## DESCRIPTION OF THE TASK
Look through the material below. Copy each line that contains the string "content".

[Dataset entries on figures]
* * *

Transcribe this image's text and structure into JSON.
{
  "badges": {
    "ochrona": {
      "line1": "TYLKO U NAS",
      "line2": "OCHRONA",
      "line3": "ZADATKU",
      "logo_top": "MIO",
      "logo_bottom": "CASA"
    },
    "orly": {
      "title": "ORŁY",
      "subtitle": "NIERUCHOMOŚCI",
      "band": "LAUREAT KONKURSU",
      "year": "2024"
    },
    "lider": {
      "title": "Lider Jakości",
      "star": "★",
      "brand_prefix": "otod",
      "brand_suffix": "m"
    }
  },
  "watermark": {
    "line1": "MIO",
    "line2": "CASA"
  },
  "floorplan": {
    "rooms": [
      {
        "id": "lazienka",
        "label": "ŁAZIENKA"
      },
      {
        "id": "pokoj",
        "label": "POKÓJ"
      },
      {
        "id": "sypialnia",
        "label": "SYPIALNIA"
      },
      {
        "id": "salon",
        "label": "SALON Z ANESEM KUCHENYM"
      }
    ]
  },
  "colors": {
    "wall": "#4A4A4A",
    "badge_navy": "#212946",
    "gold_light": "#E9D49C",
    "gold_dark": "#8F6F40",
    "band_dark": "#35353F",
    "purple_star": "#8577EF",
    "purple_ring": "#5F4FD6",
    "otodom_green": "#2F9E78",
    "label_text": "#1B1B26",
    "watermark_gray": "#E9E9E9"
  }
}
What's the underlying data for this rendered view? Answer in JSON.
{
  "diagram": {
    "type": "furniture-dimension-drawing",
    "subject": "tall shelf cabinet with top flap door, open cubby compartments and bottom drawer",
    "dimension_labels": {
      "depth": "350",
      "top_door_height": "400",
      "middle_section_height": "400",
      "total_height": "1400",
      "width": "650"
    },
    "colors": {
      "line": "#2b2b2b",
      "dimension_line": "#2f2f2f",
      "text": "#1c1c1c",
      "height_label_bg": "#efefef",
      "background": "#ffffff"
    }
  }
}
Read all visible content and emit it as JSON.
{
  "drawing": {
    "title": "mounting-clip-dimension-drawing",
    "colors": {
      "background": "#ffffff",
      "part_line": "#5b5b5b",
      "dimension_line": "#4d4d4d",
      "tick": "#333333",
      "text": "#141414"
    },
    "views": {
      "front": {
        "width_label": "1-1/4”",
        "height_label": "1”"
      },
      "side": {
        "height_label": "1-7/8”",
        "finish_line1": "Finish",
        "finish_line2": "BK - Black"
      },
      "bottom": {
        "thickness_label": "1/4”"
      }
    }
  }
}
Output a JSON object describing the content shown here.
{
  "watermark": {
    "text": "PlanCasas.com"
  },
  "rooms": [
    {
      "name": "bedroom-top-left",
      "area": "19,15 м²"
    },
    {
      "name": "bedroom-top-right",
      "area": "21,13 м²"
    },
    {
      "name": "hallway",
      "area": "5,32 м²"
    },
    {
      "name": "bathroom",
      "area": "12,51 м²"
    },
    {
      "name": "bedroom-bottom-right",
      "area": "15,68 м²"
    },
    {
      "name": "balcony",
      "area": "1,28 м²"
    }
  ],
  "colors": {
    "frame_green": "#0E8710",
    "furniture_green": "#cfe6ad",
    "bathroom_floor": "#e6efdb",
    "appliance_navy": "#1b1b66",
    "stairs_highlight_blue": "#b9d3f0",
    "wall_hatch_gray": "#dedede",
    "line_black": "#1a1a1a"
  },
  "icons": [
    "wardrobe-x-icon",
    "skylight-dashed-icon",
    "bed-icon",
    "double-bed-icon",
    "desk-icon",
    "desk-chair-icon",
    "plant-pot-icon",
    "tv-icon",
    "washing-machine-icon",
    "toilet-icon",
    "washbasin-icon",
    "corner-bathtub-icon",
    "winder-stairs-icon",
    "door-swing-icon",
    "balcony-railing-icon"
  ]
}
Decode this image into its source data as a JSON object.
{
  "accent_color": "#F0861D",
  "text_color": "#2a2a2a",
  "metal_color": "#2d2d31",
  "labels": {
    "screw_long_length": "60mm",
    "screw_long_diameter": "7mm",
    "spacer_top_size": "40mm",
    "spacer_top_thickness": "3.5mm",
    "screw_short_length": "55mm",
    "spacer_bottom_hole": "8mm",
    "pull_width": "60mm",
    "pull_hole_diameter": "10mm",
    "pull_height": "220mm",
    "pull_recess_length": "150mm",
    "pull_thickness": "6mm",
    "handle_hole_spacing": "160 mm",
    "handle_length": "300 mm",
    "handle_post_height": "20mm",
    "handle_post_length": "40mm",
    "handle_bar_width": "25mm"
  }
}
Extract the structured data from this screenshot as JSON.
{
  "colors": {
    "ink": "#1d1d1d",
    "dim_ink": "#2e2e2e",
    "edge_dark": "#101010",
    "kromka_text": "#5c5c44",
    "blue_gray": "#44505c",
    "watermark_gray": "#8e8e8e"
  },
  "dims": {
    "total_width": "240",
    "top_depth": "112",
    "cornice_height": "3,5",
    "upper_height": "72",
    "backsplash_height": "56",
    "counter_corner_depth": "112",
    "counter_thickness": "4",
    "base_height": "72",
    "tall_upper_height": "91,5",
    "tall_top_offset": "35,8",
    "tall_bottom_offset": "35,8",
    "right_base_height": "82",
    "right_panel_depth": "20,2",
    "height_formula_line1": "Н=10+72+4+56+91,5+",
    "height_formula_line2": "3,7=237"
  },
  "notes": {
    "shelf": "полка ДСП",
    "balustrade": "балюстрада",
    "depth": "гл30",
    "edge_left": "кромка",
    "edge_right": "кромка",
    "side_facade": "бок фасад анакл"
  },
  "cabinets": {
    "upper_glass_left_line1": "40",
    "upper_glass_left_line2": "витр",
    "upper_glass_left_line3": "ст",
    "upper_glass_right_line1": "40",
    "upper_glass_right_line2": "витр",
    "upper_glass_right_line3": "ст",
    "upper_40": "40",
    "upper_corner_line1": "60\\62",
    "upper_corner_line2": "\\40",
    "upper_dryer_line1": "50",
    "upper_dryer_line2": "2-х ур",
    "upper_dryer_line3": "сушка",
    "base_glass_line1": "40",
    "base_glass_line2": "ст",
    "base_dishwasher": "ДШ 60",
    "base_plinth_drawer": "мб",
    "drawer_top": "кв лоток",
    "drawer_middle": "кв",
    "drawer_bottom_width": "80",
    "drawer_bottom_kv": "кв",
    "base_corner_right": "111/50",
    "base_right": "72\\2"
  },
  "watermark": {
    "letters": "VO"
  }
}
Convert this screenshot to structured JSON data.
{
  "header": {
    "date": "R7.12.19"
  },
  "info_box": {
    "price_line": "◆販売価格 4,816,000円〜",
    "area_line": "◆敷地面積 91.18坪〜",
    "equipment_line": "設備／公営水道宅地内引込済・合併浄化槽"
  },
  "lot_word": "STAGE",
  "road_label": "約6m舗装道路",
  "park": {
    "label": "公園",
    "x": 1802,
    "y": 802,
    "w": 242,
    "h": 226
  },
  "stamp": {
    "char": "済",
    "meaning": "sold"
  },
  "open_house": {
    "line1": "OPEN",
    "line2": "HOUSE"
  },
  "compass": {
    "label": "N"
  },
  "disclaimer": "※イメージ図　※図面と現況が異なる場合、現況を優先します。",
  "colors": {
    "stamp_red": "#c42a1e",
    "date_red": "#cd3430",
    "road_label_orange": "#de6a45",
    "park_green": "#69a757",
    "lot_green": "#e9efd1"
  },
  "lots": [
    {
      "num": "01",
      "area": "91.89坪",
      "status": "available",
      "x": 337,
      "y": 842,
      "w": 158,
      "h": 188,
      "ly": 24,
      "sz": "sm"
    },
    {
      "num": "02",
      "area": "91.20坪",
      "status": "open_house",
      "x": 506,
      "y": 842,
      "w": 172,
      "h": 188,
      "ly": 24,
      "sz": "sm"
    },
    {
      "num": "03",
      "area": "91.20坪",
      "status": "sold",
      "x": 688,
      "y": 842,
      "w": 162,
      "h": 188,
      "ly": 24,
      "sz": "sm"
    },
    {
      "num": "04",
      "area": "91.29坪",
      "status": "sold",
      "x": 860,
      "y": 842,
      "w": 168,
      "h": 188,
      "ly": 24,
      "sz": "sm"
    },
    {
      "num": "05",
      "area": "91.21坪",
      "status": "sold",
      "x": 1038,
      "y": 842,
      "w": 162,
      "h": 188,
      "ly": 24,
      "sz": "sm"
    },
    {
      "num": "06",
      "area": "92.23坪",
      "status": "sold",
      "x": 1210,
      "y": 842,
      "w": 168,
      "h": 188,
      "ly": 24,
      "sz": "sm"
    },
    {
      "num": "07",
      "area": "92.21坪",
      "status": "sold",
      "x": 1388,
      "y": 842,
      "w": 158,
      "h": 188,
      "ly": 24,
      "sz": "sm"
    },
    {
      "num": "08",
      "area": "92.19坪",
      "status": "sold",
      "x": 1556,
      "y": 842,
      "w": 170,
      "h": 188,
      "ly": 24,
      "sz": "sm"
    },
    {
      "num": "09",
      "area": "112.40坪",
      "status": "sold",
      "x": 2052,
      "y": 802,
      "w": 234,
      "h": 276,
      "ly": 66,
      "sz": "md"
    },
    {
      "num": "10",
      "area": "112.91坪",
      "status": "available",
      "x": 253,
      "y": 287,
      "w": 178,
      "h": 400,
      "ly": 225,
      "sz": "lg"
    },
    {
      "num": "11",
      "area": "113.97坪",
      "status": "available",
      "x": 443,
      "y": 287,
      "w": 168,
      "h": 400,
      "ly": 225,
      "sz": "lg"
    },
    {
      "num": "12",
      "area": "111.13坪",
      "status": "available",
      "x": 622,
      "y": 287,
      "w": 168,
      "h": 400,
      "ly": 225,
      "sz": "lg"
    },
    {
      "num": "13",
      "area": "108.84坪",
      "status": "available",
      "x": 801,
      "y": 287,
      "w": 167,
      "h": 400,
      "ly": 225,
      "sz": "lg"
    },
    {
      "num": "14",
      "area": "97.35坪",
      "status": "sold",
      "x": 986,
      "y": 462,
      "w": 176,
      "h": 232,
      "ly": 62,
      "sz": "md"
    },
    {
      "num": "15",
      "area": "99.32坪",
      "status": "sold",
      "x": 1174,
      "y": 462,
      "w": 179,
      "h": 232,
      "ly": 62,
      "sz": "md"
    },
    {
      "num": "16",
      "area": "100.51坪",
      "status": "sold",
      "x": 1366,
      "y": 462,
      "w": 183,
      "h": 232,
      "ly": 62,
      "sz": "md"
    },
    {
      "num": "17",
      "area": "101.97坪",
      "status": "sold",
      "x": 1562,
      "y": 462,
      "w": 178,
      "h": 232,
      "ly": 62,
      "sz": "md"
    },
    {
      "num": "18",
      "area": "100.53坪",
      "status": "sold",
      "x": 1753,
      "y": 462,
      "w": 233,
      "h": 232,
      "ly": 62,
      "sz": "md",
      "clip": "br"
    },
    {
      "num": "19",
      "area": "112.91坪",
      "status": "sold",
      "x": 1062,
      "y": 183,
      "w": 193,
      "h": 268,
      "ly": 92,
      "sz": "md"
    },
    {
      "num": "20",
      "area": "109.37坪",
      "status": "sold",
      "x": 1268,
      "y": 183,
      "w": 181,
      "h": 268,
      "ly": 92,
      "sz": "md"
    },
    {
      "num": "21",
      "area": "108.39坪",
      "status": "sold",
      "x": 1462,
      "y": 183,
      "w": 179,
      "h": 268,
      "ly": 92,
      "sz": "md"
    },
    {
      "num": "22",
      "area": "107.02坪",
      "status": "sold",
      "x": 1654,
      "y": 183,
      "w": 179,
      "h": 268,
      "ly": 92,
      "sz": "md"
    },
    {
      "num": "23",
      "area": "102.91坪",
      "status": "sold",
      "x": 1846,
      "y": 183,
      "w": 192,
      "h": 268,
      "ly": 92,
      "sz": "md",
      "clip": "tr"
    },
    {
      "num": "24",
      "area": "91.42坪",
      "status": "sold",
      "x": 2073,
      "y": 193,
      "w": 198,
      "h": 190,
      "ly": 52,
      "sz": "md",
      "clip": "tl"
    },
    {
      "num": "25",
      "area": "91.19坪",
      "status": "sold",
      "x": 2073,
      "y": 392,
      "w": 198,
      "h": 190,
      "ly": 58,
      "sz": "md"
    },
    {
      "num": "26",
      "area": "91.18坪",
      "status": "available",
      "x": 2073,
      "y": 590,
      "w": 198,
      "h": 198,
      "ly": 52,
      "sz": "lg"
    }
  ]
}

* * *

## TASK RESULT
Read all visible content and emit it as JSON.
Output a JSON object describing the content shown here.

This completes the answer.